(What you have to do) Your task is to extract every line from the material below exactly.

(Data for this task)
■ ■ ■ ■ ■ ■ ■

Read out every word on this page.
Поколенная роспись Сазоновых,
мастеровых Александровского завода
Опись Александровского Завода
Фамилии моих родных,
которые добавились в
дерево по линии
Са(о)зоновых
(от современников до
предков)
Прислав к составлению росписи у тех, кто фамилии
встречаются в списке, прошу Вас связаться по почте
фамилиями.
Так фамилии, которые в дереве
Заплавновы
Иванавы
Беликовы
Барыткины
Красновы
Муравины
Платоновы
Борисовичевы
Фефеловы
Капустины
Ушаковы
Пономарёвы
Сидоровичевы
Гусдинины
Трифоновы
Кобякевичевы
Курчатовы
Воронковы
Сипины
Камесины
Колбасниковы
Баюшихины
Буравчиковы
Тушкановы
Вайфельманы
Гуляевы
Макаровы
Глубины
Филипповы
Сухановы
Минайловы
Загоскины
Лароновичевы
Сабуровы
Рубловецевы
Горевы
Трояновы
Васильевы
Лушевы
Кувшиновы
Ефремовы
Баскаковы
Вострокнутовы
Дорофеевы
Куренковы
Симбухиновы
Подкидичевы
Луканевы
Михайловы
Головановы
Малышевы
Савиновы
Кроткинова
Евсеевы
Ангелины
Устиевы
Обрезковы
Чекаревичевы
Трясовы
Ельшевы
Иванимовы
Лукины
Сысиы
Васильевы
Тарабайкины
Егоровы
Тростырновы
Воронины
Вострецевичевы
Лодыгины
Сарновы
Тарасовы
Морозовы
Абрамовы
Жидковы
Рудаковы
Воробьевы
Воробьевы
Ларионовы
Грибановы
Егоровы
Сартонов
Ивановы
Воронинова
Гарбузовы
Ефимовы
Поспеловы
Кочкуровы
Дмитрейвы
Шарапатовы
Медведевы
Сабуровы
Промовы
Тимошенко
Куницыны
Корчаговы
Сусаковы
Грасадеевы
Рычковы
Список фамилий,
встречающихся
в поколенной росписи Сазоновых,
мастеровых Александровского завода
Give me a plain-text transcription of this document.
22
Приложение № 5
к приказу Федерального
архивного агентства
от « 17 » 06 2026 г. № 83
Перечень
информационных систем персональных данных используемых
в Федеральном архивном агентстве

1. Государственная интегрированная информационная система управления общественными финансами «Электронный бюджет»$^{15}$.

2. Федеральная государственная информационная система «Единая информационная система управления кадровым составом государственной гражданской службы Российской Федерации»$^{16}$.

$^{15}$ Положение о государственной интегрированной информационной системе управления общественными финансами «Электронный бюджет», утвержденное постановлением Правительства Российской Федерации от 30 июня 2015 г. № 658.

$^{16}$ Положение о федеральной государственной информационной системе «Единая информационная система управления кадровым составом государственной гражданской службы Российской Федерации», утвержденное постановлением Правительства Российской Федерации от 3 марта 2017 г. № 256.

■ ■ ■ ■ ■ ■ ■

(Exercise result)
Read out every word on this page.
Поколенная роспись Сазоновых,
мастеровых Александровского завода
Опись Александровского Завода
Фамилии моих родных,
которые добавились в
дерево по линии
Са(о)зоновых
(от современников до
предков)
Прислав к составлению росписи у тех, кто фамилии
встречаются в списке, прошу Вас связаться по почте
фамилиями.
Так фамилии, которые в дереве
Заплавновы
Иванавы
Беликовы
Барыткины
Красновы
Муравины
Платоновы
Борисовичевы
Фефеловы
Капустины
Ушаковы
Пономарёвы
Сидоровичевы
Гусдинины
Трифоновы
Кобякевичевы
Курчатовы
Воронковы
Сипины
Камесины
Колбасниковы
Баюшихины
Буравчиковы
Тушкановы
Вайфельманы
Гуляевы
Макаровы
Глубины
Филипповы
Сухановы
Минайловы
Загоскины
Лароновичевы
Сабуровы
Рубловецевы
Горевы
Трояновы
Васильевы
Лушевы
Кувшиновы
Ефремовы
Баскаковы
Вострокнутовы
Дорофеевы
Куренковы
Симбухиновы
Подкидичевы
Луканевы
Михайловы
Головановы
Малышевы
Савиновы
Кроткинова
Евсеевы
Ангелины
Устиевы
Обрезковы
Чекаревичевы
Трясовы
Ельшевы
Иванимовы
Лукины
Сысиы
Васильевы
Тарабайкины
Егоровы
Тростырновы
Воронины
Вострецевичевы
Лодыгины
Сарновы
Тарасовы
Морозовы
Абрамовы
Жидковы
Рудаковы
Воробьевы
Воробьевы
Ларионовы
Грибановы
Егоровы
Сартонов
Ивановы
Воронинова
Гарбузовы
Ефимовы
Поспеловы
Кочкуровы
Дмитрейвы
Шарапатовы
Медведевы
Сабуровы
Промовы
Тимошенко
Куницыны
Корчаговы
Сусаковы
Грасадеевы
Рычковы
Список фамилий,
встречающихся
в поколенной росписи Сазоновых,
мастеровых Александровского завода
Give me a plain-text transcription of this document.
22
Приложение № 5
к приказу Федерального
архивного агентства
от « 17 » 06 2026 г. № 83
Перечень
информационных систем персональных данных используемых
в Федеральном архивном агентстве

1. Государственная интегрированная информационная система управления общественными финансами «Электронный бюджет»$^{15}$.

2. Федеральная государственная информационная система «Единая информационная система управления кадровым составом государственной гражданской службы Российской Федерации»$^{16}$.

$^{15}$ Положение о государственной интегрированной информационной системе управления общественными финансами «Электронный бюджет», утвержденное постановлением Правительства Российской Федерации от 30 июня 2015 г. № 658.

$^{16}$ Положение о федеральной государственной информационной системе «Единая информационная система управления кадровым составом государственной гражданской службы Российской Федерации», утвержденное постановлением Правительства Российской Федерации от 3 марта 2017 г. № 256.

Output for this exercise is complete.